— start Task data —

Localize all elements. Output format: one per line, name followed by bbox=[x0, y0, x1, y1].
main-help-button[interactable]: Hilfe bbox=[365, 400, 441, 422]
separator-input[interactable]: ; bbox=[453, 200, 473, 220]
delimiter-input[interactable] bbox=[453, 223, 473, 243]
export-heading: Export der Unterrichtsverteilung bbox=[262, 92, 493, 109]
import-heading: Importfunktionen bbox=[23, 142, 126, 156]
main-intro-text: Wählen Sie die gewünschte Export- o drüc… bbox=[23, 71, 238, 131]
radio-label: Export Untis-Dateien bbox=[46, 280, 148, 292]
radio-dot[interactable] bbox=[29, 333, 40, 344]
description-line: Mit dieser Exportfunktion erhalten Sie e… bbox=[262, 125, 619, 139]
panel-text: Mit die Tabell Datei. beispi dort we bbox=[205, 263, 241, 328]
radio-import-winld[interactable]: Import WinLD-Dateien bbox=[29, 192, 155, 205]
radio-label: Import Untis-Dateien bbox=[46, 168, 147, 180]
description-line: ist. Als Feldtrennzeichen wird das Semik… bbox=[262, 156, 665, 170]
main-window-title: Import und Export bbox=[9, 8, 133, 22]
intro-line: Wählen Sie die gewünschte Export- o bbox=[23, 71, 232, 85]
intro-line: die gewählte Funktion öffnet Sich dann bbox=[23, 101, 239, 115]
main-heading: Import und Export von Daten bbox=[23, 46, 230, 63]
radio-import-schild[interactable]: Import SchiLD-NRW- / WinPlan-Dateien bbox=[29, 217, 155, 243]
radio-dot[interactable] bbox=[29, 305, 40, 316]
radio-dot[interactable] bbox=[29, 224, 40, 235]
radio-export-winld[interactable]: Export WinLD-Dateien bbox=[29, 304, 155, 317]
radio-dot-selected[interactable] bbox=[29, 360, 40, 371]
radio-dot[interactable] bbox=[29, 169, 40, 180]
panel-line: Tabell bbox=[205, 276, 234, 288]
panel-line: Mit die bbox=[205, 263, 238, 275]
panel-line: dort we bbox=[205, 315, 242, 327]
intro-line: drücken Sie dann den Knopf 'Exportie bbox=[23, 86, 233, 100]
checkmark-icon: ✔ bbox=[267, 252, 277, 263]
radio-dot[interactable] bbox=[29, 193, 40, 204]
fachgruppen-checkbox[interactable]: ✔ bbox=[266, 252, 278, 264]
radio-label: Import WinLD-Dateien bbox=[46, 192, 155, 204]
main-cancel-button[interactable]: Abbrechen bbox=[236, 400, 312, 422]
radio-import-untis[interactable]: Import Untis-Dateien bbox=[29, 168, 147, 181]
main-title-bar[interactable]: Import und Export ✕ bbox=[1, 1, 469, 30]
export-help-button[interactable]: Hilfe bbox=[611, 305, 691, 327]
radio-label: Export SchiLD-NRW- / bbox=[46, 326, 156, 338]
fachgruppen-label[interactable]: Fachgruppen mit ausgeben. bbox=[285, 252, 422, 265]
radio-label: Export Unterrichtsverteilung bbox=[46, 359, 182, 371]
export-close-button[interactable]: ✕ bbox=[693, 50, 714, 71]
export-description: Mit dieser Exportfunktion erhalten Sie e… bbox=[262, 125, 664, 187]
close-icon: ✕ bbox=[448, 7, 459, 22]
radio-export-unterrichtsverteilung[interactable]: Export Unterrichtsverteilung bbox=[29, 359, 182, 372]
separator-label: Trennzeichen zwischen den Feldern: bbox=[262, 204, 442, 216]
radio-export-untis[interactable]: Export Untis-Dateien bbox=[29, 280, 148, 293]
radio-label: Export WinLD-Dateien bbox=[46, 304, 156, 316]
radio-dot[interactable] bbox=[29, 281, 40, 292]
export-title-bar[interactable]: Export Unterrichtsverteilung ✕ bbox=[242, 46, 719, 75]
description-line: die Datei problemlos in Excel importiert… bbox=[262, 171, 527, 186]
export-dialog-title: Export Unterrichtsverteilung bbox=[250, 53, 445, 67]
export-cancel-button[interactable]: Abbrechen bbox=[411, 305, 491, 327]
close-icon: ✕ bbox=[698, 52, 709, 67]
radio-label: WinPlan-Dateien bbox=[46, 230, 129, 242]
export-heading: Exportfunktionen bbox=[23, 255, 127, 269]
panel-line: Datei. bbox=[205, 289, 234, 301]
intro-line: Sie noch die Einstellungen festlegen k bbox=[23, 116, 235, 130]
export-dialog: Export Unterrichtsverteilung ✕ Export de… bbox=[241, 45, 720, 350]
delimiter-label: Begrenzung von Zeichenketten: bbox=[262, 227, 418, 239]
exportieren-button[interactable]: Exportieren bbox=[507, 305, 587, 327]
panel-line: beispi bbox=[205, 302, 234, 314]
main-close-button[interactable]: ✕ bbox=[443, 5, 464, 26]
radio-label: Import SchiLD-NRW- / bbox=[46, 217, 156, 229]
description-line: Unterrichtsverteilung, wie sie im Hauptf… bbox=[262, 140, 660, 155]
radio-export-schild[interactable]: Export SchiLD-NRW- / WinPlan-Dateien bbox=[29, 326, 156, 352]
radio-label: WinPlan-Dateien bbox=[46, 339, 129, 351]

— end Task data —

Work required — Please reproduce all of the records above word for word.

Complete response —
Localize all elements. Output format: one per line, name followed by bbox=[x0, y0, x1, y1].
main-help-button[interactable]: Hilfe bbox=[365, 400, 441, 422]
separator-input[interactable]: ; bbox=[453, 200, 473, 220]
delimiter-input[interactable] bbox=[453, 223, 473, 243]
export-heading: Export der Unterrichtsverteilung bbox=[262, 92, 493, 109]
import-heading: Importfunktionen bbox=[23, 142, 126, 156]
main-intro-text: Wählen Sie die gewünschte Export- o drüc… bbox=[23, 71, 238, 131]
radio-label: Export Untis-Dateien bbox=[46, 280, 148, 292]
radio-dot[interactable] bbox=[29, 333, 40, 344]
description-line: Mit dieser Exportfunktion erhalten Sie e… bbox=[262, 125, 619, 139]
panel-text: Mit die Tabell Datei. beispi dort we bbox=[205, 263, 241, 328]
radio-import-winld[interactable]: Import WinLD-Dateien bbox=[29, 192, 155, 205]
radio-label: Import Untis-Dateien bbox=[46, 168, 147, 180]
description-line: ist. Als Feldtrennzeichen wird das Semik… bbox=[262, 156, 665, 170]
main-window-title: Import und Export bbox=[9, 8, 133, 22]
intro-line: Wählen Sie die gewünschte Export- o bbox=[23, 71, 232, 85]
intro-line: die gewählte Funktion öffnet Sich dann bbox=[23, 101, 239, 115]
main-heading: Import und Export von Daten bbox=[23, 46, 230, 63]
radio-import-schild[interactable]: Import SchiLD-NRW- / WinPlan-Dateien bbox=[29, 217, 155, 243]
radio-dot[interactable] bbox=[29, 305, 40, 316]
radio-dot[interactable] bbox=[29, 224, 40, 235]
radio-export-winld[interactable]: Export WinLD-Dateien bbox=[29, 304, 155, 317]
radio-dot-selected[interactable] bbox=[29, 360, 40, 371]
radio-dot[interactable] bbox=[29, 169, 40, 180]
panel-line: Tabell bbox=[205, 276, 234, 288]
panel-line: Mit die bbox=[205, 263, 238, 275]
panel-line: dort we bbox=[205, 315, 242, 327]
intro-line: drücken Sie dann den Knopf 'Exportie bbox=[23, 86, 233, 100]
checkmark-icon: ✔ bbox=[267, 252, 277, 263]
radio-dot[interactable] bbox=[29, 193, 40, 204]
fachgruppen-checkbox[interactable]: ✔ bbox=[266, 252, 278, 264]
radio-label: Import WinLD-Dateien bbox=[46, 192, 155, 204]
main-cancel-button[interactable]: Abbrechen bbox=[236, 400, 312, 422]
radio-import-untis[interactable]: Import Untis-Dateien bbox=[29, 168, 147, 181]
main-title-bar[interactable]: Import und Export ✕ bbox=[1, 1, 469, 30]
export-help-button[interactable]: Hilfe bbox=[611, 305, 691, 327]
radio-label: Export SchiLD-NRW- / bbox=[46, 326, 156, 338]
fachgruppen-label[interactable]: Fachgruppen mit ausgeben. bbox=[285, 252, 422, 265]
radio-label: Export Unterrichtsverteilung bbox=[46, 359, 182, 371]
export-close-button[interactable]: ✕ bbox=[693, 50, 714, 71]
export-description: Mit dieser Exportfunktion erhalten Sie e… bbox=[262, 125, 664, 187]
close-icon: ✕ bbox=[448, 7, 459, 22]
radio-export-unterrichtsverteilung[interactable]: Export Unterrichtsverteilung bbox=[29, 359, 182, 372]
separator-label: Trennzeichen zwischen den Feldern: bbox=[262, 204, 442, 216]
radio-export-untis[interactable]: Export Untis-Dateien bbox=[29, 280, 148, 293]
radio-label: Export WinLD-Dateien bbox=[46, 304, 156, 316]
radio-dot[interactable] bbox=[29, 281, 40, 292]
export-title-bar[interactable]: Export Unterrichtsverteilung ✕ bbox=[242, 46, 719, 75]
description-line: die Datei problemlos in Excel importiert… bbox=[262, 171, 527, 186]
export-dialog-title: Export Unterrichtsverteilung bbox=[250, 53, 445, 67]
export-cancel-button[interactable]: Abbrechen bbox=[411, 305, 491, 327]
close-icon: ✕ bbox=[698, 52, 709, 67]
radio-label: WinPlan-Dateien bbox=[46, 230, 129, 242]
export-heading: Exportfunktionen bbox=[23, 255, 127, 269]
panel-line: Datei. bbox=[205, 289, 234, 301]
intro-line: Sie noch die Einstellungen festlegen k bbox=[23, 116, 235, 130]
export-dialog: Export Unterrichtsverteilung ✕ Export de… bbox=[241, 45, 720, 350]
delimiter-label: Begrenzung von Zeichenketten: bbox=[262, 227, 418, 239]
exportieren-button[interactable]: Exportieren bbox=[507, 305, 587, 327]
panel-line: beispi bbox=[205, 302, 234, 314]
main-close-button[interactable]: ✕ bbox=[443, 5, 464, 26]
radio-label: Import SchiLD-NRW- / bbox=[46, 217, 156, 229]
description-line: Unterrichtsverteilung, wie sie im Hauptf… bbox=[262, 140, 660, 155]
radio-export-schild[interactable]: Export SchiLD-NRW- / WinPlan-Dateien bbox=[29, 326, 156, 352]
radio-label: WinPlan-Dateien bbox=[46, 339, 129, 351]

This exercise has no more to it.